**What is required**: Update the records so that each occurrence of "emote-icon" reads "emoji-icon", and keep everything else the same.

**Stored data entries**:
* * * * * * *

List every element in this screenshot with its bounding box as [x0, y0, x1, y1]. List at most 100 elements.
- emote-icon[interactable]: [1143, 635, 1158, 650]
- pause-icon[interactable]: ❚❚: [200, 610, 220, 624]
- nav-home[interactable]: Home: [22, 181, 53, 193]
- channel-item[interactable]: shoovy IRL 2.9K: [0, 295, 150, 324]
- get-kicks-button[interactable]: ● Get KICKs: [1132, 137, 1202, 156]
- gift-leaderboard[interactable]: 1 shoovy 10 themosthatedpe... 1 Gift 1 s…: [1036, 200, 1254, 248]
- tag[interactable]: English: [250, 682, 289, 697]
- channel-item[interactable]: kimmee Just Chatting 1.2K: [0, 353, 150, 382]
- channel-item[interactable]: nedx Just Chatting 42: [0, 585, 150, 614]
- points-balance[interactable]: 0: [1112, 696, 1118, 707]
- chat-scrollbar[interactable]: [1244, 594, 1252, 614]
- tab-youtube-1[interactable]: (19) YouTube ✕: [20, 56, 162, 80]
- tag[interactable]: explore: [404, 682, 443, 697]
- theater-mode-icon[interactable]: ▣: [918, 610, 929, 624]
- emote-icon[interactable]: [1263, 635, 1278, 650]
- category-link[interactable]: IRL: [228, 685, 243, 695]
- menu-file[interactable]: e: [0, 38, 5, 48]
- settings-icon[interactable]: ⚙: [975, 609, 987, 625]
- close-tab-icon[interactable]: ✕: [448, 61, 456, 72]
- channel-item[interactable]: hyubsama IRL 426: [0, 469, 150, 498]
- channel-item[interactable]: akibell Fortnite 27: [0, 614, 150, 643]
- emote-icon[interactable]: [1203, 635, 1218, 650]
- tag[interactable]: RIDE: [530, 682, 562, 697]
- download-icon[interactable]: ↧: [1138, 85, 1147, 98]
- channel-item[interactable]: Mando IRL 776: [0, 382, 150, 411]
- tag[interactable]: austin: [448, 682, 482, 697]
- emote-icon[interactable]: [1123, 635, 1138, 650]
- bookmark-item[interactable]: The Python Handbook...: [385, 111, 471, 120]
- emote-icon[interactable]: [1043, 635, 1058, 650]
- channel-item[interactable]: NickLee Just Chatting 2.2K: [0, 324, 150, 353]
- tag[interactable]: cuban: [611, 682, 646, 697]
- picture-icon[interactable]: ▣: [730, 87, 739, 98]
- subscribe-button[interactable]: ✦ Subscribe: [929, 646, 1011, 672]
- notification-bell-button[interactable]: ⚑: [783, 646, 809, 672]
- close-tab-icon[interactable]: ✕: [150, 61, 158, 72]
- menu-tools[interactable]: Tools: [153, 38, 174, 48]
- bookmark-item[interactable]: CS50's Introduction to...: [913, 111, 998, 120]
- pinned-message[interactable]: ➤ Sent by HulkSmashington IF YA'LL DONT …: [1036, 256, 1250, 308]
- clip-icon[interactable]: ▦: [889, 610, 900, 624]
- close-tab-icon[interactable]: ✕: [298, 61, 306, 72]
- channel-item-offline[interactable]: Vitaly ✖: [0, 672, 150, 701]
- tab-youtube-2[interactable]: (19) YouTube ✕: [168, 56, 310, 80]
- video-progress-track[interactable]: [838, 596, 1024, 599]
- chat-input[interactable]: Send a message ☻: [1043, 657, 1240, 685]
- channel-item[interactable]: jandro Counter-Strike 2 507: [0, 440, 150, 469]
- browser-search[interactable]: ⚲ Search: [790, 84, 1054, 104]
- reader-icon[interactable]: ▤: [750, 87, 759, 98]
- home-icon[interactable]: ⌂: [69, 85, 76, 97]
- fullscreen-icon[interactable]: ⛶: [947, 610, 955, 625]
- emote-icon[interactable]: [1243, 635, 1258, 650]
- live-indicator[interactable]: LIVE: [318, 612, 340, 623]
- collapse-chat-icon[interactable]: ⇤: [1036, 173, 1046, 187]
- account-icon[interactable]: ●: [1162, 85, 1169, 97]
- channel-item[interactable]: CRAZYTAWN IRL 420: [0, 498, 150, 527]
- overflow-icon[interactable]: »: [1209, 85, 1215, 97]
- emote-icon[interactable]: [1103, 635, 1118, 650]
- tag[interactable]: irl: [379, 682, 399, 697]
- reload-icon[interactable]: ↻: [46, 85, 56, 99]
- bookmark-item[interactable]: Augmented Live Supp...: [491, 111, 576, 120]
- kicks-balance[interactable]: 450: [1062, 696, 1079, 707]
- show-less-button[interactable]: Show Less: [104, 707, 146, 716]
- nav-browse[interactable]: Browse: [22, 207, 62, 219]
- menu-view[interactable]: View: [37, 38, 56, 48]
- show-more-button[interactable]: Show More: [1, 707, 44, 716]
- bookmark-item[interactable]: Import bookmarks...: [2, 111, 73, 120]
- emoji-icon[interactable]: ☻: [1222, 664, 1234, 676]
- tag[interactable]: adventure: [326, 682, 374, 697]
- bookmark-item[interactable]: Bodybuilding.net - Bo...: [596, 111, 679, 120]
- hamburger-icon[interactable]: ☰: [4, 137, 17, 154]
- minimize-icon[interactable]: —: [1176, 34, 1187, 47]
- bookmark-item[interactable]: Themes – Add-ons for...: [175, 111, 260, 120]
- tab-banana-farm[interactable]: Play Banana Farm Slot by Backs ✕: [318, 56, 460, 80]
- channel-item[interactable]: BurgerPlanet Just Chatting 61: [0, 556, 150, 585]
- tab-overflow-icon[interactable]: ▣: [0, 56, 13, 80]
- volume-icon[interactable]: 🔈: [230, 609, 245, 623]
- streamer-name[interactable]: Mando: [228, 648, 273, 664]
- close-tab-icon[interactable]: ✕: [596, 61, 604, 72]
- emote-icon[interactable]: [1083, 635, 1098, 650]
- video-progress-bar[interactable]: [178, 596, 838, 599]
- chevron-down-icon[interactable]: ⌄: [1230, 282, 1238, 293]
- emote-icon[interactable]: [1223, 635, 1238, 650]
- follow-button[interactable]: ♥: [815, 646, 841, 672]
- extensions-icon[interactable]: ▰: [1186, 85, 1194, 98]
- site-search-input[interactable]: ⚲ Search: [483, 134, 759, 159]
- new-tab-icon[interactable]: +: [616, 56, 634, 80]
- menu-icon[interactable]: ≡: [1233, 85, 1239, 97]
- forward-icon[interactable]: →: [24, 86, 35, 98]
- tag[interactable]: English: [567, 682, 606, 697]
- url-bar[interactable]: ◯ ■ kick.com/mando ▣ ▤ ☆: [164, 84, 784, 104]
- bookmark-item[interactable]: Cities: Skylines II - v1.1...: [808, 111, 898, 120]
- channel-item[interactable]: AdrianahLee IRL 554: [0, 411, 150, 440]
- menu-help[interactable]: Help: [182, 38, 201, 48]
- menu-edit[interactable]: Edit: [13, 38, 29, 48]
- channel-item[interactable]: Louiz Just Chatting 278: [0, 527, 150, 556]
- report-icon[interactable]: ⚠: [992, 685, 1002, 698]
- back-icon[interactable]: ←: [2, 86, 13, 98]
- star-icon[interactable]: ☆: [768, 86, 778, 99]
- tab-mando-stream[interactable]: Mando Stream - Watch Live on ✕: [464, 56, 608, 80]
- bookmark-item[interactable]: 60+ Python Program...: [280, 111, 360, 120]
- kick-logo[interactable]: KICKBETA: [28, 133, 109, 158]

* * * * * * *

**Completed task**:
List every element in this screenshot with its bounding box as [x0, y0, x1, y1]. List at most 100 elements.
- emoji-icon[interactable]: [1143, 635, 1158, 650]
- pause-icon[interactable]: ❚❚: [200, 610, 220, 624]
- nav-home[interactable]: Home: [22, 181, 53, 193]
- channel-item[interactable]: shoovy IRL 2.9K: [0, 295, 150, 324]
- get-kicks-button[interactable]: ● Get KICKs: [1132, 137, 1202, 156]
- gift-leaderboard[interactable]: 1 shoovy 10 themosthatedpe... 1 Gift 1 s…: [1036, 200, 1254, 248]
- tag[interactable]: English: [250, 682, 289, 697]
- channel-item[interactable]: kimmee Just Chatting 1.2K: [0, 353, 150, 382]
- channel-item[interactable]: nedx Just Chatting 42: [0, 585, 150, 614]
- points-balance[interactable]: 0: [1112, 696, 1118, 707]
- chat-scrollbar[interactable]: [1244, 594, 1252, 614]
- tab-youtube-1[interactable]: (19) YouTube ✕: [20, 56, 162, 80]
- tag[interactable]: explore: [404, 682, 443, 697]
- theater-mode-icon[interactable]: ▣: [918, 610, 929, 624]
- emoji-icon[interactable]: [1263, 635, 1278, 650]
- category-link[interactable]: IRL: [228, 685, 243, 695]
- menu-file[interactable]: e: [0, 38, 5, 48]
- settings-icon[interactable]: ⚙: [975, 609, 987, 625]
- close-tab-icon[interactable]: ✕: [448, 61, 456, 72]
- channel-item[interactable]: hyubsama IRL 426: [0, 469, 150, 498]
- channel-item[interactable]: akibell Fortnite 27: [0, 614, 150, 643]
- emoji-icon[interactable]: [1203, 635, 1218, 650]
- tag[interactable]: RIDE: [530, 682, 562, 697]
- download-icon[interactable]: ↧: [1138, 85, 1147, 98]
- channel-item[interactable]: Mando IRL 776: [0, 382, 150, 411]
- tag[interactable]: austin: [448, 682, 482, 697]
- emoji-icon[interactable]: [1123, 635, 1138, 650]
- bookmark-item[interactable]: The Python Handbook...: [385, 111, 471, 120]
- emoji-icon[interactable]: [1043, 635, 1058, 650]
- channel-item[interactable]: NickLee Just Chatting 2.2K: [0, 324, 150, 353]
- tag[interactable]: cuban: [611, 682, 646, 697]
- picture-icon[interactable]: ▣: [730, 87, 739, 98]
- subscribe-button[interactable]: ✦ Subscribe: [929, 646, 1011, 672]
- notification-bell-button[interactable]: ⚑: [783, 646, 809, 672]
- close-tab-icon[interactable]: ✕: [150, 61, 158, 72]
- menu-tools[interactable]: Tools: [153, 38, 174, 48]
- bookmark-item[interactable]: CS50's Introduction to...: [913, 111, 998, 120]
- pinned-message[interactable]: ➤ Sent by HulkSmashington IF YA'LL DONT …: [1036, 256, 1250, 308]
- clip-icon[interactable]: ▦: [889, 610, 900, 624]
- close-tab-icon[interactable]: ✕: [298, 61, 306, 72]
- channel-item-offline[interactable]: Vitaly ✖: [0, 672, 150, 701]
- tab-youtube-2[interactable]: (19) YouTube ✕: [168, 56, 310, 80]
- video-progress-track[interactable]: [838, 596, 1024, 599]
- chat-input[interactable]: Send a message ☻: [1043, 657, 1240, 685]
- channel-item[interactable]: jandro Counter-Strike 2 507: [0, 440, 150, 469]
- browser-search[interactable]: ⚲ Search: [790, 84, 1054, 104]
- reader-icon[interactable]: ▤: [750, 87, 759, 98]
- home-icon[interactable]: ⌂: [69, 85, 76, 97]
- fullscreen-icon[interactable]: ⛶: [947, 610, 955, 625]
- emoji-icon[interactable]: [1243, 635, 1258, 650]
- live-indicator[interactable]: LIVE: [318, 612, 340, 623]
- collapse-chat-icon[interactable]: ⇤: [1036, 173, 1046, 187]
- account-icon[interactable]: ●: [1162, 85, 1169, 97]
- channel-item[interactable]: CRAZYTAWN IRL 420: [0, 498, 150, 527]
- overflow-icon[interactable]: »: [1209, 85, 1215, 97]
- emoji-icon[interactable]: [1103, 635, 1118, 650]
- tag[interactable]: irl: [379, 682, 399, 697]
- reload-icon[interactable]: ↻: [46, 85, 56, 99]
- bookmark-item[interactable]: Augmented Live Supp...: [491, 111, 576, 120]
- kicks-balance[interactable]: 450: [1062, 696, 1079, 707]
- show-less-button[interactable]: Show Less: [104, 707, 146, 716]
- nav-browse[interactable]: Browse: [22, 207, 62, 219]
- menu-view[interactable]: View: [37, 38, 56, 48]
- show-more-button[interactable]: Show More: [1, 707, 44, 716]
- bookmark-item[interactable]: Import bookmarks...: [2, 111, 73, 120]
- emoji-icon[interactable]: ☻: [1222, 664, 1234, 676]
- tag[interactable]: adventure: [326, 682, 374, 697]
- bookmark-item[interactable]: Bodybuilding.net - Bo...: [596, 111, 679, 120]
- hamburger-icon[interactable]: ☰: [4, 137, 17, 154]
- minimize-icon[interactable]: —: [1176, 34, 1187, 47]
- bookmark-item[interactable]: Themes – Add-ons for...: [175, 111, 260, 120]
- tab-banana-farm[interactable]: Play Banana Farm Slot by Backs ✕: [318, 56, 460, 80]
- channel-item[interactable]: BurgerPlanet Just Chatting 61: [0, 556, 150, 585]
- tab-overflow-icon[interactable]: ▣: [0, 56, 13, 80]
- volume-icon[interactable]: 🔈: [230, 609, 245, 623]
- streamer-name[interactable]: Mando: [228, 648, 273, 664]
- close-tab-icon[interactable]: ✕: [596, 61, 604, 72]
- emoji-icon[interactable]: [1083, 635, 1098, 650]
- video-progress-bar[interactable]: [178, 596, 838, 599]
- chevron-down-icon[interactable]: ⌄: [1230, 282, 1238, 293]
- emoji-icon[interactable]: [1223, 635, 1238, 650]
- follow-button[interactable]: ♥: [815, 646, 841, 672]
- extensions-icon[interactable]: ▰: [1186, 85, 1194, 98]
- site-search-input[interactable]: ⚲ Search: [483, 134, 759, 159]
- new-tab-icon[interactable]: +: [616, 56, 634, 80]
- menu-icon[interactable]: ≡: [1233, 85, 1239, 97]
- forward-icon[interactable]: →: [24, 86, 35, 98]
- tag[interactable]: English: [567, 682, 606, 697]
- url-bar[interactable]: ◯ ■ kick.com/mando ▣ ▤ ☆: [164, 84, 784, 104]
- bookmark-item[interactable]: Cities: Skylines II - v1.1...: [808, 111, 898, 120]
- channel-item[interactable]: AdrianahLee IRL 554: [0, 411, 150, 440]
- menu-help[interactable]: Help: [182, 38, 201, 48]
- menu-edit[interactable]: Edit: [13, 38, 29, 48]
- channel-item[interactable]: Louiz Just Chatting 278: [0, 527, 150, 556]
- report-icon[interactable]: ⚠: [992, 685, 1002, 698]
- back-icon[interactable]: ←: [2, 86, 13, 98]
- star-icon[interactable]: ☆: [768, 86, 778, 99]
- tab-mando-stream[interactable]: Mando Stream - Watch Live on ✕: [464, 56, 608, 80]
- bookmark-item[interactable]: 60+ Python Program...: [280, 111, 360, 120]
- kick-logo[interactable]: KICKBETA: [28, 133, 109, 158]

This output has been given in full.